Page text entries
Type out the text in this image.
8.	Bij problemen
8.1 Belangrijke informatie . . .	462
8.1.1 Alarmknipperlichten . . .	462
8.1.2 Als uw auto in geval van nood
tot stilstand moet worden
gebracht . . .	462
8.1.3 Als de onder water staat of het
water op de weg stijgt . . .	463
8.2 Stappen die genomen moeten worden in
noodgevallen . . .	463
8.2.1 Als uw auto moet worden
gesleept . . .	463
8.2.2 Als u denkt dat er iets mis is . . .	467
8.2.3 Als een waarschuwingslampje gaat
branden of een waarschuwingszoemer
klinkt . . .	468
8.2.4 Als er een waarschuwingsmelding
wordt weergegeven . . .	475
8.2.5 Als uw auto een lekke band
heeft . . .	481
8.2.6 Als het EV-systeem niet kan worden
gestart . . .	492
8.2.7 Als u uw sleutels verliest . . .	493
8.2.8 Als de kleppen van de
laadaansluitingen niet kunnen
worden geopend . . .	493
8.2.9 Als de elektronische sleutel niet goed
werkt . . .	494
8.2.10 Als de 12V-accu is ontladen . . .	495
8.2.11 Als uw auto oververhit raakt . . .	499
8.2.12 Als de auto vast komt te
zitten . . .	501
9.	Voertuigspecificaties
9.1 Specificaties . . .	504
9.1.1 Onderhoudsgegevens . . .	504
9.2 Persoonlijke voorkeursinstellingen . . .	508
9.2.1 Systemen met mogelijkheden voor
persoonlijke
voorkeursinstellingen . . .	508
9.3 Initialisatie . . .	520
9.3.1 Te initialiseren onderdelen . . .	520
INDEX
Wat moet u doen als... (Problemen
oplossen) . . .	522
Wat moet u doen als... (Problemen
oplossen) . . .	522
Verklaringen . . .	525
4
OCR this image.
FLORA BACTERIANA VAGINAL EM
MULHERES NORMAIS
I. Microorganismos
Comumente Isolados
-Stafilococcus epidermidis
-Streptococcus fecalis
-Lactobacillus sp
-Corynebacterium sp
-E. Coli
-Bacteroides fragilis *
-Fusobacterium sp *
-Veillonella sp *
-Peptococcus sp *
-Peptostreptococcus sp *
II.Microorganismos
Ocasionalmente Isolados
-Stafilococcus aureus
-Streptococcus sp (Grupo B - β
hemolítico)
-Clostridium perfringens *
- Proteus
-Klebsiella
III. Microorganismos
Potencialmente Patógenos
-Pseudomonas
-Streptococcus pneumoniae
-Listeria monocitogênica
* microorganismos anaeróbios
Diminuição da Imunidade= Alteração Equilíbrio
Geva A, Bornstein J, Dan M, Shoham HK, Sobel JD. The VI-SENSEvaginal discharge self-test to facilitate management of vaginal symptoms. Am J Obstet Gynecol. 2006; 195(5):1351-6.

• [What is expected] Reproduce all of the data. Leave every line unchanged.

• [Answer]
Type out the text in this image.
8.	Bij problemen
8.1 Belangrijke informatie . . .	462
8.1.1 Alarmknipperlichten . . .	462
8.1.2 Als uw auto in geval van nood
tot stilstand moet worden
gebracht . . .	462
8.1.3 Als de onder water staat of het
water op de weg stijgt . . .	463
8.2 Stappen die genomen moeten worden in
noodgevallen . . .	463
8.2.1 Als uw auto moet worden
gesleept . . .	463
8.2.2 Als u denkt dat er iets mis is . . .	467
8.2.3 Als een waarschuwingslampje gaat
branden of een waarschuwingszoemer
klinkt . . .	468
8.2.4 Als er een waarschuwingsmelding
wordt weergegeven . . .	475
8.2.5 Als uw auto een lekke band
heeft . . .	481
8.2.6 Als het EV-systeem niet kan worden
gestart . . .	492
8.2.7 Als u uw sleutels verliest . . .	493
8.2.8 Als de kleppen van de
laadaansluitingen niet kunnen
worden geopend . . .	493
8.2.9 Als de elektronische sleutel niet goed
werkt . . .	494
8.2.10 Als de 12V-accu is ontladen . . .	495
8.2.11 Als uw auto oververhit raakt . . .	499
8.2.12 Als de auto vast komt te
zitten . . .	501
9.	Voertuigspecificaties
9.1 Specificaties . . .	504
9.1.1 Onderhoudsgegevens . . .	504
9.2 Persoonlijke voorkeursinstellingen . . .	508
9.2.1 Systemen met mogelijkheden voor
persoonlijke
voorkeursinstellingen . . .	508
9.3 Initialisatie . . .	520
9.3.1 Te initialiseren onderdelen . . .	520
INDEX
Wat moet u doen als... (Problemen
oplossen) . . .	522
Wat moet u doen als... (Problemen
oplossen) . . .	522
Verklaringen . . .	525
4
OCR this image.
FLORA BACTERIANA VAGINAL EM
MULHERES NORMAIS
I. Microorganismos
Comumente Isolados
-Stafilococcus epidermidis
-Streptococcus fecalis
-Lactobacillus sp
-Corynebacterium sp
-E. Coli
-Bacteroides fragilis *
-Fusobacterium sp *
-Veillonella sp *
-Peptococcus sp *
-Peptostreptococcus sp *
II.Microorganismos
Ocasionalmente Isolados
-Stafilococcus aureus
-Streptococcus sp (Grupo B - β
hemolítico)
-Clostridium perfringens *
- Proteus
-Klebsiella
III. Microorganismos
Potencialmente Patógenos
-Pseudomonas
-Streptococcus pneumoniae
-Listeria monocitogênica
* microorganismos anaeróbios
Diminuição da Imunidade= Alteração Equilíbrio
Geva A, Bornstein J, Dan M, Shoham HK, Sobel JD. The VI-SENSEvaginal discharge self-test to facilitate management of vaginal symptoms. Am J Obstet Gynecol. 2006; 195(5):1351-6.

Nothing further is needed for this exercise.